Aim of the task
How many of the lines contain the string "CUENCA"? Give the number, with no other words.

Listed entries
>>>>

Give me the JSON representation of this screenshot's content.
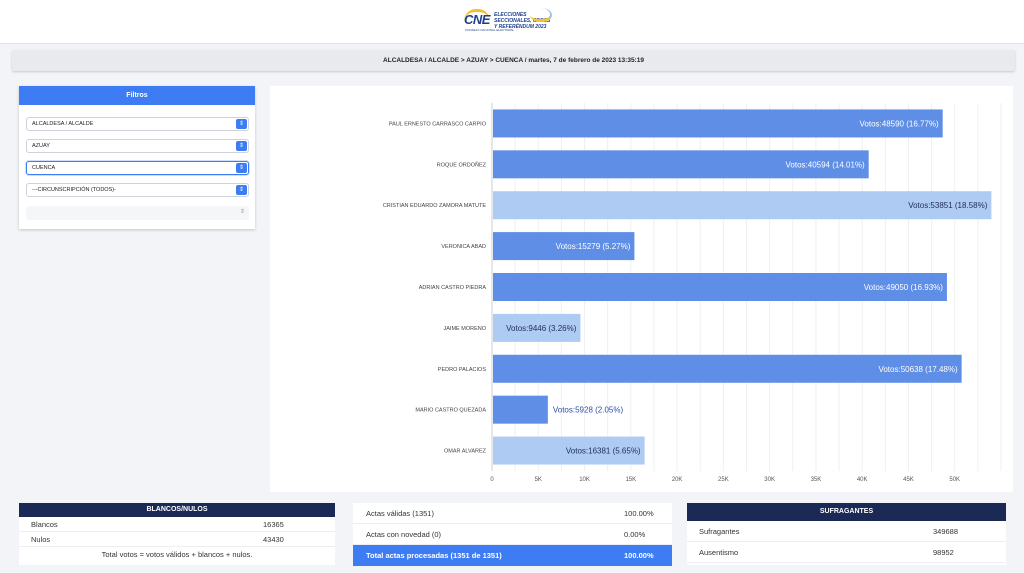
{
  "header": {
    "logo_brand": "CNE",
    "logo_subtitle": "CONSEJO NACIONAL ELECTORAL",
    "logo_caption": "ELECCIONES SECCIONALES, CPCCS Y REFERÉNDUM 2023"
  },
  "breadcrumb": "ALCALDESA / ALCALDE > AZUAY > CUENCA / martes, 7 de febrero de 2023 13:35:19",
  "filters": {
    "title": "Filtros",
    "dignidad": "ALCALDESA / ALCALDE",
    "provincia": "AZUAY",
    "canton": "CUENCA",
    "circunscripcion": "---CIRCUNSCRIPCIÓN (TODOS)-",
    "parroquia": ""
  },
  "chart_data": {
    "type": "bar",
    "orientation": "horizontal",
    "categories": [
      "PAUL ERNESTO CARRASCO CARPIO",
      "ROQUE ORDOÑEZ",
      "CRISTIAN EDUARDO ZAMORA MATUTE",
      "VERONICA ABAD",
      "ADRIAN CASTRO PIEDRA",
      "JAIME MORENO",
      "PEDRO PALACIOS",
      "MARIO CASTRO QUEZADA",
      "OMAR ALVAREZ"
    ],
    "values": [
      48590,
      40594,
      53851,
      15279,
      49050,
      9446,
      50638,
      5928,
      16381
    ],
    "labels": [
      "Votos:48590 (16.77%)",
      "Votos:40594 (14.01%)",
      "Votos:53851 (18.58%)",
      "Votos:15279 (5.27%)",
      "Votos:49050 (16.93%)",
      "Votos:9446 (3.26%)",
      "Votos:50638 (17.48%)",
      "Votos:5928 (2.05%)",
      "Votos:16381 (5.65%)"
    ],
    "bar_colors": [
      "#5e8ee6",
      "#5e8ee6",
      "#aecbf4",
      "#5e8ee6",
      "#5e8ee6",
      "#aecbf4",
      "#5e8ee6",
      "#5e8ee6",
      "#aecbf4"
    ],
    "xlim": [
      0,
      55000
    ],
    "xticks": [
      0,
      5000,
      10000,
      15000,
      20000,
      25000,
      30000,
      35000,
      40000,
      45000,
      50000
    ],
    "xtick_labels": [
      "0",
      "5K",
      "10K",
      "15K",
      "20K",
      "25K",
      "30K",
      "35K",
      "40K",
      "45K",
      "50K"
    ],
    "grid": true,
    "title": "",
    "xlabel": "",
    "ylabel": ""
  },
  "blancos_nulos": {
    "title": "BLANCOS/NULOS",
    "rows": [
      {
        "label": "Blancos",
        "value": "16365"
      },
      {
        "label": "Nulos",
        "value": "43430"
      }
    ],
    "note": "Total votos = votos válidos + blancos + nulos."
  },
  "actas": {
    "rows": [
      {
        "label": "Actas válidas (1351)",
        "value": "100.00%"
      },
      {
        "label": "Actas con novedad (0)",
        "value": "0.00%"
      }
    ],
    "total": {
      "label": "Total actas procesadas (1351 de 1351)",
      "value": "100.00%"
    }
  },
  "sufragantes": {
    "title": "SUFRAGANTES",
    "rows": [
      {
        "label": "Sufragantes",
        "value": "349688"
      },
      {
        "label": "Ausentismo",
        "value": "98952"
      }
    ]
  },
  "colors": {
    "primary": "#3d7cf2",
    "navy": "#1b2955",
    "bar_dark": "#5e8ee6",
    "bar_light": "#aecbf4"
  }
}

<<<<

Written response
2